_GIVEN REQUEST_
Look through the records and report how many lines include the word "Espectativas", with no other words.

_MATERIAL PROVIDED_
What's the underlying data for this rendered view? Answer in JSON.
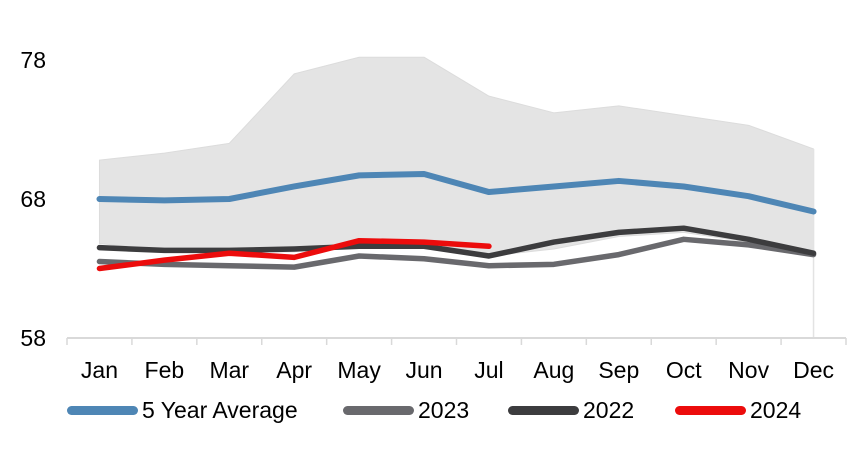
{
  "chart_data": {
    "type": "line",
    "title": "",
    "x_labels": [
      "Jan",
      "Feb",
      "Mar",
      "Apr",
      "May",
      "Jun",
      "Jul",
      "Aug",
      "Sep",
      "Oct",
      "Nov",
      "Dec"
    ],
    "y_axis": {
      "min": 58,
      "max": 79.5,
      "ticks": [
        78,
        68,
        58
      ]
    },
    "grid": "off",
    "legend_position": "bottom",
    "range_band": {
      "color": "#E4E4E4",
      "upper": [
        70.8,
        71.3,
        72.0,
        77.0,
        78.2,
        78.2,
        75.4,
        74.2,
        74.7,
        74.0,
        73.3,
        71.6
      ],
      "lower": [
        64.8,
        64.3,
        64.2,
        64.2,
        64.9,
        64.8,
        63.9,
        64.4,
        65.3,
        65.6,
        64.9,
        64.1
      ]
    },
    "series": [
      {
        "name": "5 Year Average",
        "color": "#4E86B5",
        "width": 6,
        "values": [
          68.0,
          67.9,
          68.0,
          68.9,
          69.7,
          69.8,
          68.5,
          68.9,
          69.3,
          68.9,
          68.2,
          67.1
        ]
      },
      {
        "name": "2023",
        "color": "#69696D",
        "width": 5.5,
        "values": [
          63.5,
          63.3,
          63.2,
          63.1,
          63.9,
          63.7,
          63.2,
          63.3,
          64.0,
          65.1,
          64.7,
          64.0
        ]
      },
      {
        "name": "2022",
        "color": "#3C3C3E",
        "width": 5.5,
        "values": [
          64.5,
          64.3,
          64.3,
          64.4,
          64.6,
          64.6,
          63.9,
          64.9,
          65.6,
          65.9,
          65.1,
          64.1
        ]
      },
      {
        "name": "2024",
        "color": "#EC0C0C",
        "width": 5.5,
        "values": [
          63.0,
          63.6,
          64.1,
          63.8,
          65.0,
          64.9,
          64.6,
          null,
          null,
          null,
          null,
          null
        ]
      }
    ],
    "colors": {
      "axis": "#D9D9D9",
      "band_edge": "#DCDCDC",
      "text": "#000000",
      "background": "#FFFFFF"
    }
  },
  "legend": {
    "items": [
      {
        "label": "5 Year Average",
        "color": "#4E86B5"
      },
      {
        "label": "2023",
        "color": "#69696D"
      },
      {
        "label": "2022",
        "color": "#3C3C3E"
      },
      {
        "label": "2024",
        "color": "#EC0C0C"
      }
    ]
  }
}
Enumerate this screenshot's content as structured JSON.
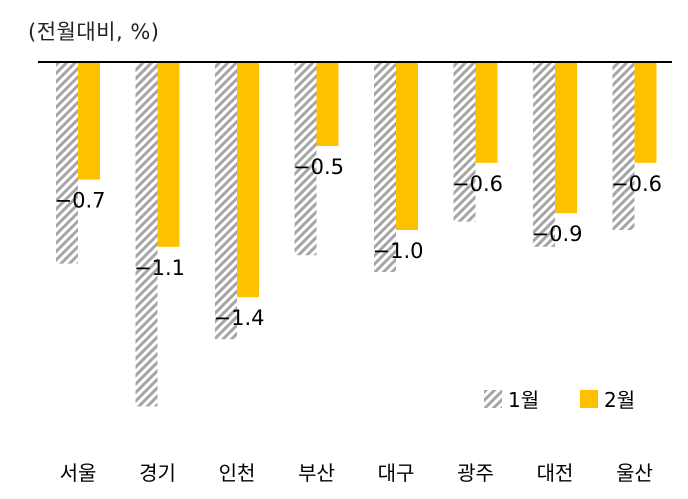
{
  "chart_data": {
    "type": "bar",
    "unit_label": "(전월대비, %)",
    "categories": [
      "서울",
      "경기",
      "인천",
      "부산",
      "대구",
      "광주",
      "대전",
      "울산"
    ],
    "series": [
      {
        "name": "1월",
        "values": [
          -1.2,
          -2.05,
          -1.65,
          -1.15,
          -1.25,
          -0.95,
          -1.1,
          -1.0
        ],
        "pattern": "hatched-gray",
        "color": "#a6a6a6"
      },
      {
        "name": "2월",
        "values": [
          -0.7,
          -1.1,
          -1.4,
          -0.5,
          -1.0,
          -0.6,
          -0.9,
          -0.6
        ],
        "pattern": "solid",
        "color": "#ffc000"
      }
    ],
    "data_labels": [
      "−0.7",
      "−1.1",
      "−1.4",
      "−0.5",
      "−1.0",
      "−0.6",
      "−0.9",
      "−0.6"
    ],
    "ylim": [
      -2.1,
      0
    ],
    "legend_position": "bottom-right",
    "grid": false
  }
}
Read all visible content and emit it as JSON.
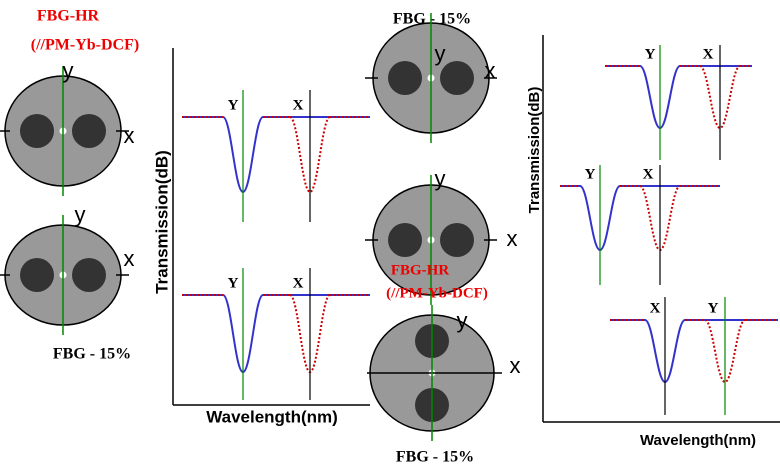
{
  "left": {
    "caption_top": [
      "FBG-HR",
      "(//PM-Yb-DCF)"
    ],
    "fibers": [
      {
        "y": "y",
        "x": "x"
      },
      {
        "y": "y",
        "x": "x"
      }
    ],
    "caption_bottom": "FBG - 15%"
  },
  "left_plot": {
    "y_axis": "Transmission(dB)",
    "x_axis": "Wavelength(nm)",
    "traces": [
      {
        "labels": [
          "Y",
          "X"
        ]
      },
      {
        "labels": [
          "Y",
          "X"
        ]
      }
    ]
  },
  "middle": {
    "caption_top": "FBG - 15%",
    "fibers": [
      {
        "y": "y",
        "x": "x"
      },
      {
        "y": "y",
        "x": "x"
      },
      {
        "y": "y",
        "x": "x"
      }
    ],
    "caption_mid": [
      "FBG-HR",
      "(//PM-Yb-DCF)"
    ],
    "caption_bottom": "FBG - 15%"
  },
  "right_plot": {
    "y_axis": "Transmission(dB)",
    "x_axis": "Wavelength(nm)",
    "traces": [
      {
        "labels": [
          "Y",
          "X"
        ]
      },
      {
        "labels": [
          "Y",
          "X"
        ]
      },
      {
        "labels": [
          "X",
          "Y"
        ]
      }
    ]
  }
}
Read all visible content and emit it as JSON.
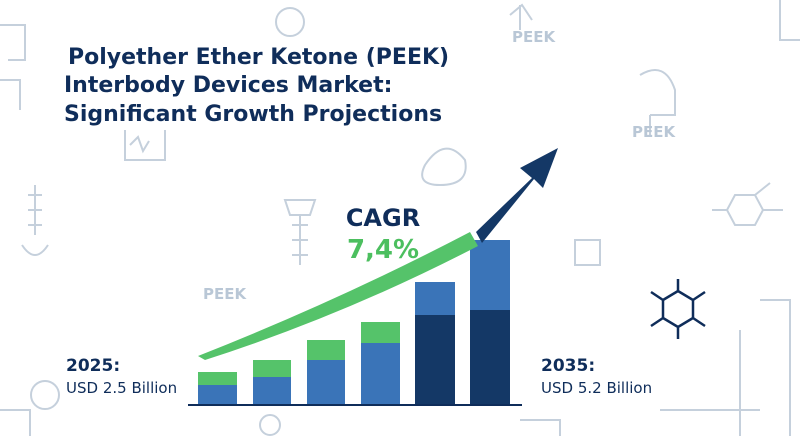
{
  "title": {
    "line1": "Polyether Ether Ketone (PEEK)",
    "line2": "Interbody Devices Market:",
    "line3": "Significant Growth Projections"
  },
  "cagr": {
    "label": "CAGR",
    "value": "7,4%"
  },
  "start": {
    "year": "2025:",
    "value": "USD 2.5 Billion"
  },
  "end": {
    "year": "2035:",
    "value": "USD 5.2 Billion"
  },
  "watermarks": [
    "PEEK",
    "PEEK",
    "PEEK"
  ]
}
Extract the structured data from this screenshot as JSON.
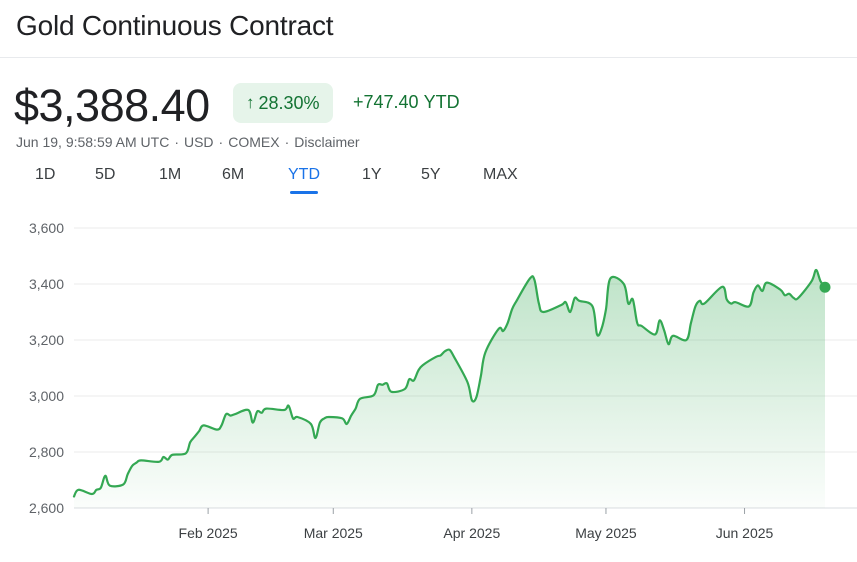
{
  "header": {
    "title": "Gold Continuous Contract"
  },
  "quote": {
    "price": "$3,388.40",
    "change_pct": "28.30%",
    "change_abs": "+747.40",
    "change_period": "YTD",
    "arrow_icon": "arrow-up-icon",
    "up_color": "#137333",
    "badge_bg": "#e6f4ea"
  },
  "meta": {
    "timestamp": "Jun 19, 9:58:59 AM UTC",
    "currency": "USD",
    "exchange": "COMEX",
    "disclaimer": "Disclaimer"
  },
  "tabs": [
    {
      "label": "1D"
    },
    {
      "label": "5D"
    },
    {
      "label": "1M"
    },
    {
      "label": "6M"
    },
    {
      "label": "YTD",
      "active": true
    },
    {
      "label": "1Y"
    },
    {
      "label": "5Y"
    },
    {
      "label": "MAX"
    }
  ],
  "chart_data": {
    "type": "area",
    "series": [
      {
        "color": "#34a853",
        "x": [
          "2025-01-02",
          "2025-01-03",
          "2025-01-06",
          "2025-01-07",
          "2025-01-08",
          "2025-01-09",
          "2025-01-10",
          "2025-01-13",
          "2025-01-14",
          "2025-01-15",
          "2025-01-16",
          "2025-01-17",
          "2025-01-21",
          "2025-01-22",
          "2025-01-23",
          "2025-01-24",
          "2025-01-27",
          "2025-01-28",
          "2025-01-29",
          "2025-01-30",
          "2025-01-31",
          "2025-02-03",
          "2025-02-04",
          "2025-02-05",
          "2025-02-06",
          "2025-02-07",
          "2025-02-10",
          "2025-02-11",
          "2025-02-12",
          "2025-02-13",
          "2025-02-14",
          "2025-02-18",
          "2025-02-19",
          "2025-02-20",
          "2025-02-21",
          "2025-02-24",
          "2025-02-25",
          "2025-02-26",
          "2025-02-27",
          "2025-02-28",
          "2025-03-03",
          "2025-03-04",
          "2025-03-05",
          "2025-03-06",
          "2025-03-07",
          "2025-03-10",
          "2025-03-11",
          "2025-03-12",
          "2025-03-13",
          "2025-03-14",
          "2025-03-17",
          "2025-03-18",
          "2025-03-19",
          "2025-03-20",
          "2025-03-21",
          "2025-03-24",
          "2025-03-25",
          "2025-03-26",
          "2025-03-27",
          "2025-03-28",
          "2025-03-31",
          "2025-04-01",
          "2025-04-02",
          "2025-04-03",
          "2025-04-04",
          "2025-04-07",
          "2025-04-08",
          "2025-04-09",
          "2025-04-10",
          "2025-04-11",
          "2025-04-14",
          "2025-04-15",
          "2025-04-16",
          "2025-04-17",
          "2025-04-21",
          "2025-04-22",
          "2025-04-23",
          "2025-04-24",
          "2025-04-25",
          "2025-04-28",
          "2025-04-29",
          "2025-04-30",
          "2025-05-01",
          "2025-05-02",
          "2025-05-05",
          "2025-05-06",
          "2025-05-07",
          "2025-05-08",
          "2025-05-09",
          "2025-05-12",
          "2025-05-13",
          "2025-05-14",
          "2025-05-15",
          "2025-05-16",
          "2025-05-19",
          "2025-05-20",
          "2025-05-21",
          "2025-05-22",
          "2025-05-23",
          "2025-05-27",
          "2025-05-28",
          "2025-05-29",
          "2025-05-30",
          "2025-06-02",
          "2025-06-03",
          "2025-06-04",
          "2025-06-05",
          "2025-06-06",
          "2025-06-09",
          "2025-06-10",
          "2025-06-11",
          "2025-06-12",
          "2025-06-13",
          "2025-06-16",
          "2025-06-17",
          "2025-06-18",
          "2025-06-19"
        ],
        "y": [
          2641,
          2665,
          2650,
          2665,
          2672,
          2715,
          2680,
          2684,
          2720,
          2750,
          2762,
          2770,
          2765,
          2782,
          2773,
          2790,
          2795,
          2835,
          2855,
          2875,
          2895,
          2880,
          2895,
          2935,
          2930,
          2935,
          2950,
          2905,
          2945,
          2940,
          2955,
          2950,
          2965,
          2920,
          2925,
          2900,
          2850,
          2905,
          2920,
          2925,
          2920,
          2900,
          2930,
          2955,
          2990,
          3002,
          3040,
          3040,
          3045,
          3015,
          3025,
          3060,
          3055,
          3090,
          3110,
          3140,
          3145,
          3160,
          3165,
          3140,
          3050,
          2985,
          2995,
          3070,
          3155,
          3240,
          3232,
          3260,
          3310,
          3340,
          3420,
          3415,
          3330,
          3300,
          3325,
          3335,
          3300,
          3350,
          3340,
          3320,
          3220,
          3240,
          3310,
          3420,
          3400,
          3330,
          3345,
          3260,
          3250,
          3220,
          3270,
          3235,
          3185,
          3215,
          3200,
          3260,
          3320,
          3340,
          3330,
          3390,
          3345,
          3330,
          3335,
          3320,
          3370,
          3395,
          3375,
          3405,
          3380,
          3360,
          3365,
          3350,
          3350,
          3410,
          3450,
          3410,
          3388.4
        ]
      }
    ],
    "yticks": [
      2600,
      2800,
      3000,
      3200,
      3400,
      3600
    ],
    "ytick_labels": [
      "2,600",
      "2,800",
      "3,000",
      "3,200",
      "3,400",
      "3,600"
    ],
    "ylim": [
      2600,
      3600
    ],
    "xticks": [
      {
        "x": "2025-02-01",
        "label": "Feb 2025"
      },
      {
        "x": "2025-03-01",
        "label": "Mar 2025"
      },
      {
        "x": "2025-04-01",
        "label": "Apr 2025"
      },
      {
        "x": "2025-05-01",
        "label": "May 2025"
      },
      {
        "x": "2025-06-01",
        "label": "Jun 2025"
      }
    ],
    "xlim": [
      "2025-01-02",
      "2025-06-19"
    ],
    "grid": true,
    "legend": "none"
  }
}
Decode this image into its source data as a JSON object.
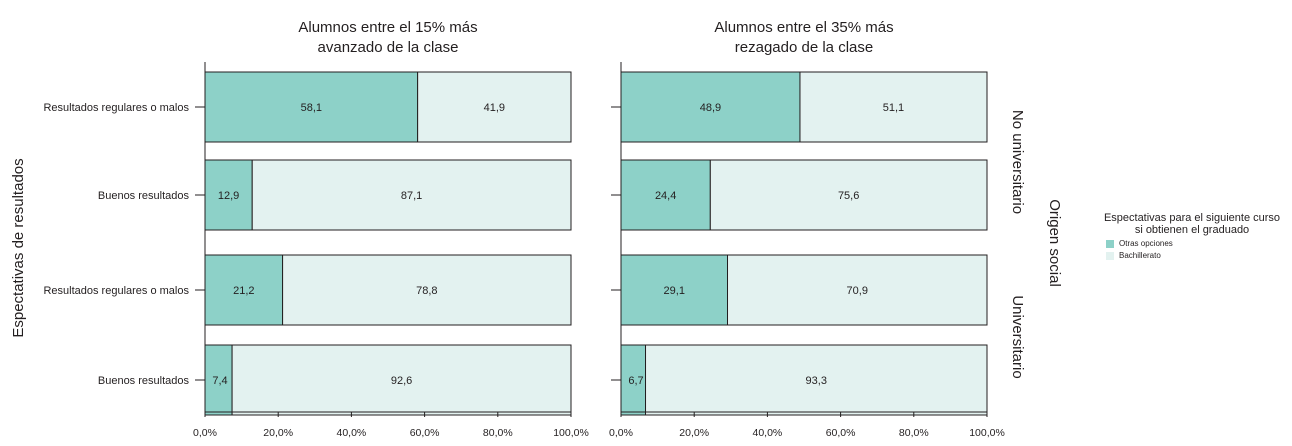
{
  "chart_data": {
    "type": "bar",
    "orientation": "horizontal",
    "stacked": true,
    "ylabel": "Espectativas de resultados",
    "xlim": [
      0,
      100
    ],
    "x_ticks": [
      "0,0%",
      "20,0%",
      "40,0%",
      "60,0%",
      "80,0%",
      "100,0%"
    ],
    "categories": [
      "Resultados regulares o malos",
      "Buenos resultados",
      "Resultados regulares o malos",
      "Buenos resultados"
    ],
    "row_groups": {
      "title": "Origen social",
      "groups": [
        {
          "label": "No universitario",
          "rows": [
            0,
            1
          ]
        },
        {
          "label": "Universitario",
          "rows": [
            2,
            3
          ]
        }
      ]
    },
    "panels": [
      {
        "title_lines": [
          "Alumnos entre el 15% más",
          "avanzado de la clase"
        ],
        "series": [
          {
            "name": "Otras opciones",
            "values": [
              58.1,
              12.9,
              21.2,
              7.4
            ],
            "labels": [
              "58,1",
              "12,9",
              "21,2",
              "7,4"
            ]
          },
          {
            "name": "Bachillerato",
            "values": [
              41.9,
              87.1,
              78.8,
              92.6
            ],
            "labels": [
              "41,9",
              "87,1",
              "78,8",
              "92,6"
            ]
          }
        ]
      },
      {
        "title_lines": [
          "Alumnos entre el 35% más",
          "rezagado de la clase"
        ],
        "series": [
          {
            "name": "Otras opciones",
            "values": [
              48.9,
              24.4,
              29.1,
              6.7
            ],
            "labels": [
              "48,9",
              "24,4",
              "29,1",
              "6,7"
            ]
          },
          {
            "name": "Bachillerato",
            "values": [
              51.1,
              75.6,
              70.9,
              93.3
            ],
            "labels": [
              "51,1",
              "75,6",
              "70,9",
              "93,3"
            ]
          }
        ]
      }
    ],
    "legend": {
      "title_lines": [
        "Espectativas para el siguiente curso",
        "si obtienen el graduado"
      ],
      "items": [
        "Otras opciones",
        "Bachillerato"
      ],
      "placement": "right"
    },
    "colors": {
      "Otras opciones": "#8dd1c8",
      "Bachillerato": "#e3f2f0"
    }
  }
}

_RESPONSE BELOW_
2